ENTRIES =
● ● ●
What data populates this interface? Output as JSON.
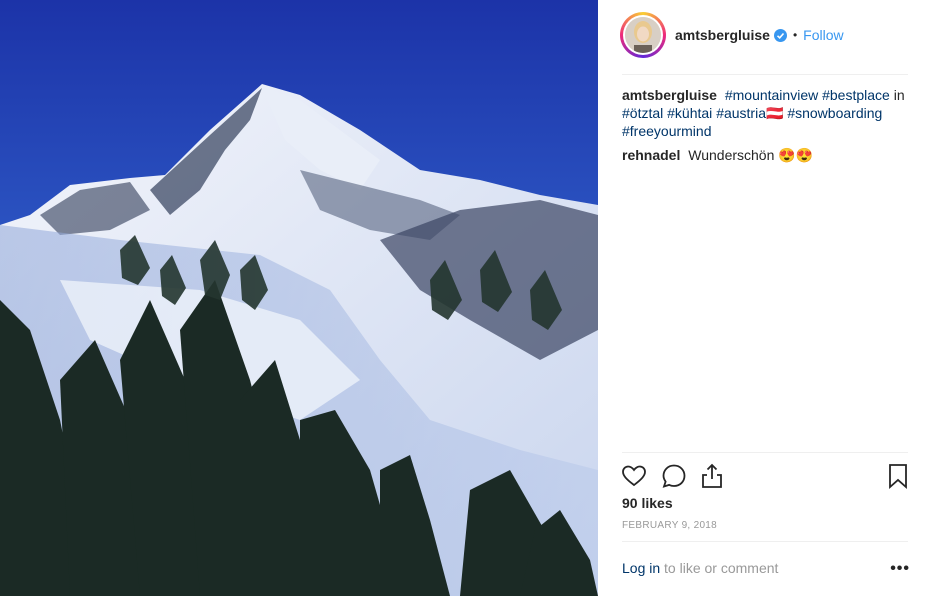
{
  "post": {
    "username": "amtsbergluise",
    "separator": "•",
    "follow_label": "Follow",
    "caption": {
      "user": "amtsbergluise",
      "parts": [
        "#mountainview",
        "#bestplace",
        "in",
        "#ötztal",
        "#kühtai",
        "#austria🇦🇹",
        "#snowboarding",
        "#freeyourmind"
      ]
    },
    "comment": {
      "user": "rehnadel",
      "text": "Wunderschön 😍😍"
    },
    "likes": "90 likes",
    "date": "FEBRUARY 9, 2018",
    "login_link": "Log in",
    "login_rest": "to like or comment",
    "more_label": "•••"
  },
  "icons": [
    "heart-icon",
    "comment-icon",
    "share-icon",
    "bookmark-icon",
    "verified-badge-icon",
    "more-options-icon"
  ],
  "colors": {
    "link_blue": "#3897f0",
    "hashtag": "#003569",
    "muted": "#999999",
    "divider": "#efefef"
  }
}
● ● ●
WORK TO DO =
Without the pictures, print the records in full, exactly as they appear.

CORRECT ANSWER =
What data populates this interface? Output as JSON.
{
  "post": {
    "username": "amtsbergluise",
    "separator": "•",
    "follow_label": "Follow",
    "caption": {
      "user": "amtsbergluise",
      "parts": [
        "#mountainview",
        "#bestplace",
        "in",
        "#ötztal",
        "#kühtai",
        "#austria🇦🇹",
        "#snowboarding",
        "#freeyourmind"
      ]
    },
    "comment": {
      "user": "rehnadel",
      "text": "Wunderschön 😍😍"
    },
    "likes": "90 likes",
    "date": "FEBRUARY 9, 2018",
    "login_link": "Log in",
    "login_rest": "to like or comment",
    "more_label": "•••"
  },
  "icons": [
    "heart-icon",
    "comment-icon",
    "share-icon",
    "bookmark-icon",
    "verified-badge-icon",
    "more-options-icon"
  ],
  "colors": {
    "link_blue": "#3897f0",
    "hashtag": "#003569",
    "muted": "#999999",
    "divider": "#efefef"
  }
}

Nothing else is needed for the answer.